Data excerpts:
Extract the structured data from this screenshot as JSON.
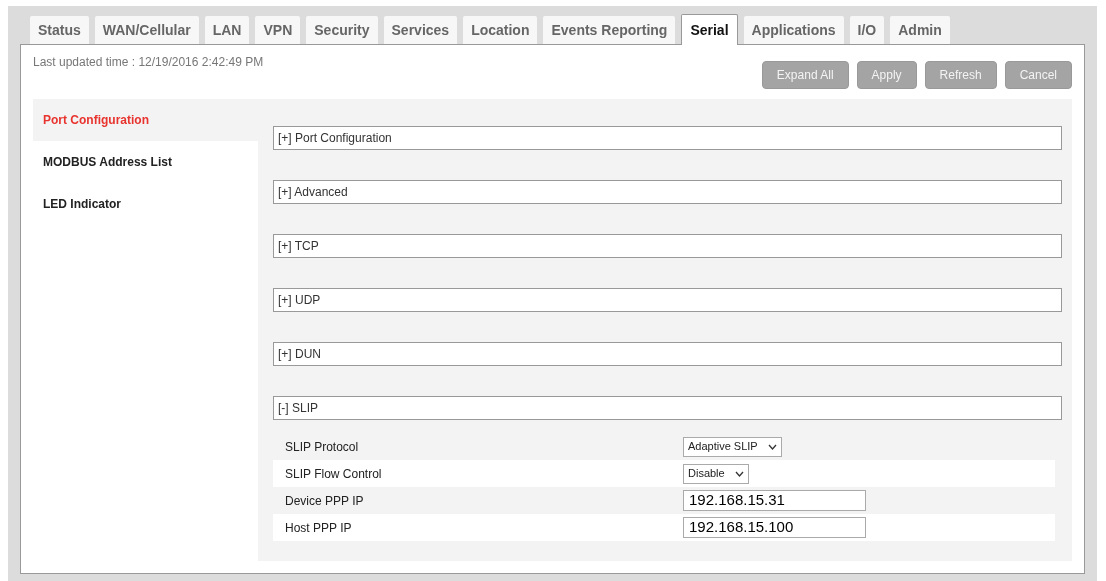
{
  "tabs": [
    {
      "label": "Status",
      "selected": false
    },
    {
      "label": "WAN/Cellular",
      "selected": false
    },
    {
      "label": "LAN",
      "selected": false
    },
    {
      "label": "VPN",
      "selected": false
    },
    {
      "label": "Security",
      "selected": false
    },
    {
      "label": "Services",
      "selected": false
    },
    {
      "label": "Location",
      "selected": false
    },
    {
      "label": "Events Reporting",
      "selected": false
    },
    {
      "label": "Serial",
      "selected": true
    },
    {
      "label": "Applications",
      "selected": false
    },
    {
      "label": "I/O",
      "selected": false
    },
    {
      "label": "Admin",
      "selected": false
    }
  ],
  "last_updated": "Last updated time : 12/19/2016 2:42:49 PM",
  "buttons": [
    "Expand All",
    "Apply",
    "Refresh",
    "Cancel"
  ],
  "sidebar": {
    "items": [
      {
        "label": "Port Configuration",
        "selected": true
      },
      {
        "label": "MODBUS Address List",
        "selected": false
      },
      {
        "label": "LED Indicator",
        "selected": false
      }
    ]
  },
  "sections": [
    {
      "title": "[+] Port Configuration"
    },
    {
      "title": "[+] Advanced"
    },
    {
      "title": "[+] TCP"
    },
    {
      "title": "[+] UDP"
    },
    {
      "title": "[+] DUN"
    },
    {
      "title": "[-] SLIP",
      "fields": [
        {
          "label": "SLIP Protocol",
          "kind": "select",
          "value": "Adaptive SLIP"
        },
        {
          "label": "SLIP Flow Control",
          "kind": "select",
          "value": "Disable"
        },
        {
          "label": "Device PPP IP",
          "kind": "input",
          "value": "192.168.15.31"
        },
        {
          "label": "Host PPP IP",
          "kind": "input",
          "value": "192.168.15.100"
        }
      ]
    }
  ]
}
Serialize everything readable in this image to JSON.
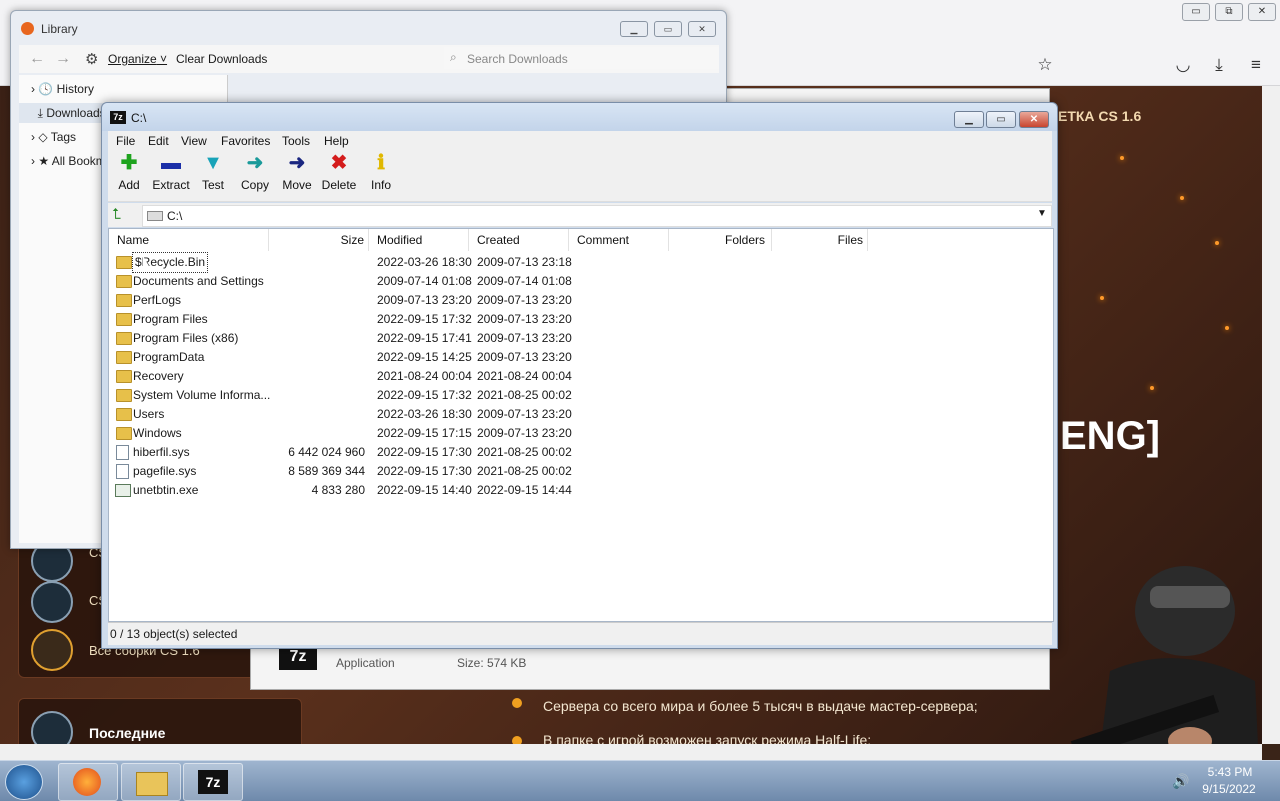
{
  "browser": {
    "controls": {
      "minimize": "▭",
      "restore": "⧉",
      "close": "✕"
    },
    "toolbar_icons": [
      "star-icon",
      "pocket-icon",
      "download-icon",
      "menu-icon"
    ],
    "page": {
      "top_right_text": "ЕТКА CS 1.6",
      "eng_text": "ENG]",
      "side_items": [
        {
          "label": "CS"
        },
        {
          "label": "CS"
        },
        {
          "label": "Все сборки CS 1.6"
        }
      ],
      "last_label": "Последние",
      "bullets": [
        "Сервера со всего мира и более 5 тысяч в выдаче мастер-сервера;",
        "В папке с игрой возможен запуск режима Half-Life;"
      ]
    }
  },
  "library": {
    "title": "Library",
    "organize": "Organize",
    "clear": "Clear Downloads",
    "search_placeholder": "Search Downloads",
    "tree": [
      "History",
      "Downloads",
      "Tags",
      "All Bookmarks"
    ]
  },
  "download_panel": {
    "app_label": "Application",
    "size_label": "Size: 574 KB"
  },
  "zip": {
    "title": "C:\\",
    "menus": [
      "File",
      "Edit",
      "View",
      "Favorites",
      "Tools",
      "Help"
    ],
    "tools": [
      {
        "label": "Add",
        "icon": "plus-icon",
        "color": "#1ea31e"
      },
      {
        "label": "Extract",
        "icon": "minus-icon",
        "color": "#1b2fa8"
      },
      {
        "label": "Test",
        "icon": "check-icon",
        "color": "#18a3b8"
      },
      {
        "label": "Copy",
        "icon": "arrow-right-icon",
        "color": "#1a9a9a"
      },
      {
        "label": "Move",
        "icon": "arrow-right-icon",
        "color": "#1a2680"
      },
      {
        "label": "Delete",
        "icon": "x-icon",
        "color": "#d41c1c"
      },
      {
        "label": "Info",
        "icon": "info-icon",
        "color": "#e0b800"
      }
    ],
    "address": "C:\\",
    "columns": [
      "Name",
      "Size",
      "Modified",
      "Created",
      "Comment",
      "Folders",
      "Files"
    ],
    "rows": [
      {
        "name": "$Recycle.Bin",
        "size": "",
        "modified": "2022-03-26 18:30",
        "created": "2009-07-13 23:18",
        "type": "folder"
      },
      {
        "name": "Documents and Settings",
        "size": "",
        "modified": "2009-07-14 01:08",
        "created": "2009-07-14 01:08",
        "type": "folder"
      },
      {
        "name": "PerfLogs",
        "size": "",
        "modified": "2009-07-13 23:20",
        "created": "2009-07-13 23:20",
        "type": "folder"
      },
      {
        "name": "Program Files",
        "size": "",
        "modified": "2022-09-15 17:32",
        "created": "2009-07-13 23:20",
        "type": "folder"
      },
      {
        "name": "Program Files (x86)",
        "size": "",
        "modified": "2022-09-15 17:41",
        "created": "2009-07-13 23:20",
        "type": "folder"
      },
      {
        "name": "ProgramData",
        "size": "",
        "modified": "2022-09-15 14:25",
        "created": "2009-07-13 23:20",
        "type": "folder"
      },
      {
        "name": "Recovery",
        "size": "",
        "modified": "2021-08-24 00:04",
        "created": "2021-08-24 00:04",
        "type": "folder"
      },
      {
        "name": "System Volume Informa...",
        "size": "",
        "modified": "2022-09-15 17:32",
        "created": "2021-08-25 00:02",
        "type": "folder"
      },
      {
        "name": "Users",
        "size": "",
        "modified": "2022-03-26 18:30",
        "created": "2009-07-13 23:20",
        "type": "folder"
      },
      {
        "name": "Windows",
        "size": "",
        "modified": "2022-09-15 17:15",
        "created": "2009-07-13 23:20",
        "type": "folder"
      },
      {
        "name": "hiberfil.sys",
        "size": "6 442 024 960",
        "modified": "2022-09-15 17:30",
        "created": "2021-08-25 00:02",
        "type": "file"
      },
      {
        "name": "pagefile.sys",
        "size": "8 589 369 344",
        "modified": "2022-09-15 17:30",
        "created": "2021-08-25 00:02",
        "type": "file"
      },
      {
        "name": "unetbtin.exe",
        "size": "4 833 280",
        "modified": "2022-09-15 14:40",
        "created": "2022-09-15 14:44",
        "type": "exe"
      }
    ],
    "status": "0 / 13 object(s) selected"
  },
  "taskbar": {
    "time": "5:43 PM",
    "date": "9/15/2022",
    "apps": [
      "firefox-icon",
      "explorer-icon",
      "7zip-icon"
    ]
  }
}
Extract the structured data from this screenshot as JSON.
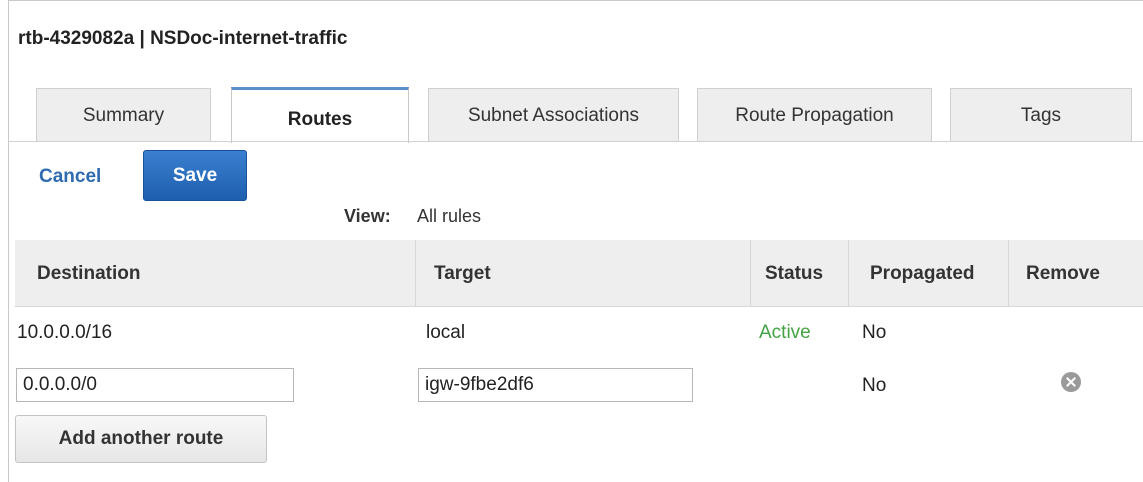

## EXERCISE OBJECTIVE
Omitting all images, print the listing exactly.

## RESULT FOR THIS EXERCISE
Extract the structured data from this screenshot as JSON.
{
  "tabs": [
    {
      "label": "Status",
      "selected": false
    },
    {
      "label": "WAN/Cellular",
      "selected": false
    },
    {
      "label": "LAN",
      "selected": false
    },
    {
      "label": "VPN",
      "selected": false
    },
    {
      "label": "Security",
      "selected": false
    },
    {
      "label": "Services",
      "selected": false
    },
    {
      "label": "Location",
      "selected": false
    },
    {
      "label": "Events Reporting",
      "selected": false
    },
    {
      "label": "Serial",
      "selected": true
    },
    {
      "label": "Applications",
      "selected": false
    },
    {
      "label": "I/O",
      "selected": false
    },
    {
      "label": "Admin",
      "selected": false
    }
  ],
  "last_updated": "Last updated time : 12/19/2016 2:42:49 PM",
  "buttons": [
    "Expand All",
    "Apply",
    "Refresh",
    "Cancel"
  ],
  "sidebar": {
    "items": [
      {
        "label": "Port Configuration",
        "selected": true
      },
      {
        "label": "MODBUS Address List",
        "selected": false
      },
      {
        "label": "LED Indicator",
        "selected": false
      }
    ]
  },
  "sections": [
    {
      "title": "[+] Port Configuration"
    },
    {
      "title": "[+] Advanced"
    },
    {
      "title": "[+] TCP"
    },
    {
      "title": "[+] UDP"
    },
    {
      "title": "[+] DUN"
    },
    {
      "title": "[-] SLIP",
      "fields": [
        {
          "label": "SLIP Protocol",
          "kind": "select",
          "value": "Adaptive SLIP"
        },
        {
          "label": "SLIP Flow Control",
          "kind": "select",
          "value": "Disable"
        },
        {
          "label": "Device PPP IP",
          "kind": "input",
          "value": "192.168.15.31"
        },
        {
          "label": "Host PPP IP",
          "kind": "input",
          "value": "192.168.15.100"
        }
      ]
    }
  ]
}
Serialize everything readable in this image to JSON.
{
  "browser": {
    "controls": {
      "minimize": "▭",
      "restore": "⧉",
      "close": "✕"
    },
    "toolbar_icons": [
      "star-icon",
      "pocket-icon",
      "download-icon",
      "menu-icon"
    ],
    "page": {
      "top_right_text": "ЕТКА CS 1.6",
      "eng_text": "ENG]",
      "side_items": [
        {
          "label": "CS"
        },
        {
          "label": "CS"
        },
        {
          "label": "Все сборки CS 1.6"
        }
      ],
      "last_label": "Последние",
      "bullets": [
        "Сервера со всего мира и более 5 тысяч в выдаче мастер-сервера;",
        "В папке с игрой возможен запуск режима Half-Life;"
      ]
    }
  },
  "library": {
    "title": "Library",
    "organize": "Organize",
    "clear": "Clear Downloads",
    "search_placeholder": "Search Downloads",
    "tree": [
      "History",
      "Downloads",
      "Tags",
      "All Bookmarks"
    ]
  },
  "download_panel": {
    "app_label": "Application",
    "size_label": "Size: 574 KB"
  },
  "zip": {
    "title": "C:\\",
    "menus": [
      "File",
      "Edit",
      "View",
      "Favorites",
      "Tools",
      "Help"
    ],
    "tools": [
      {
        "label": "Add",
        "icon": "plus-icon",
        "color": "#1ea31e"
      },
      {
        "label": "Extract",
        "icon": "minus-icon",
        "color": "#1b2fa8"
      },
      {
        "label": "Test",
        "icon": "check-icon",
        "color": "#18a3b8"
      },
      {
        "label": "Copy",
        "icon": "arrow-right-icon",
        "color": "#1a9a9a"
      },
      {
        "label": "Move",
        "icon": "arrow-right-icon",
        "color": "#1a2680"
      },
      {
        "label": "Delete",
        "icon": "x-icon",
        "color": "#d41c1c"
      },
      {
        "label": "Info",
        "icon": "info-icon",
        "color": "#e0b800"
      }
    ],
    "address": "C:\\",
    "columns": [
      "Name",
      "Size",
      "Modified",
      "Created",
      "Comment",
      "Folders",
      "Files"
    ],
    "rows": [
      {
        "name": "$Recycle.Bin",
        "size": "",
        "modified": "2022-03-26 18:30",
        "created": "2009-07-13 23:18",
        "type": "folder"
      },
      {
        "name": "Documents and Settings",
        "size": "",
        "modified": "2009-07-14 01:08",
        "created": "2009-07-14 01:08",
        "type": "folder"
      },
      {
        "name": "PerfLogs",
        "size": "",
        "modified": "2009-07-13 23:20",
        "created": "2009-07-13 23:20",
        "type": "folder"
      },
      {
        "name": "Program Files",
        "size": "",
        "modified": "2022-09-15 17:32",
        "created": "2009-07-13 23:20",
        "type": "folder"
      },
      {
        "name": "Program Files (x86)",
        "size": "",
        "modified": "2022-09-15 17:41",
        "created": "2009-07-13 23:20",
        "type": "folder"
      },
      {
        "name": "ProgramData",
        "size": "",
        "modified": "2022-09-15 14:25",
        "created": "2009-07-13 23:20",
        "type": "folder"
      },
      {
        "name": "Recovery",
        "size": "",
        "modified": "2021-08-24 00:04",
        "created": "2021-08-24 00:04",
        "type": "folder"
      },
      {
        "name": "System Volume Informa...",
        "size": "",
        "modified": "2022-09-15 17:32",
        "created": "2021-08-25 00:02",
        "type": "folder"
      },
      {
        "name": "Users",
        "size": "",
        "modified": "2022-03-26 18:30",
        "created": "2009-07-13 23:20",
        "type": "folder"
      },
      {
        "name": "Windows",
        "size": "",
        "modified": "2022-09-15 17:15",
        "created": "2009-07-13 23:20",
        "type": "folder"
      },
      {
        "name": "hiberfil.sys",
        "size": "6 442 024 960",
        "modified": "2022-09-15 17:30",
        "created": "2021-08-25 00:02",
        "type": "file"
      },
      {
        "name": "pagefile.sys",
        "size": "8 589 369 344",
        "modified": "2022-09-15 17:30",
        "created": "2021-08-25 00:02",
        "type": "file"
      },
      {
        "name": "unetbtin.exe",
        "size": "4 833 280",
        "modified": "2022-09-15 14:40",
        "created": "2022-09-15 14:44",
        "type": "exe"
      }
    ],
    "status": "0 / 13 object(s) selected"
  },
  "taskbar": {
    "time": "5:43 PM",
    "date": "9/15/2022",
    "apps": [
      "firefox-icon",
      "explorer-icon",
      "7zip-icon"
    ]
  }
}
Extract the structured data from this screenshot as JSON.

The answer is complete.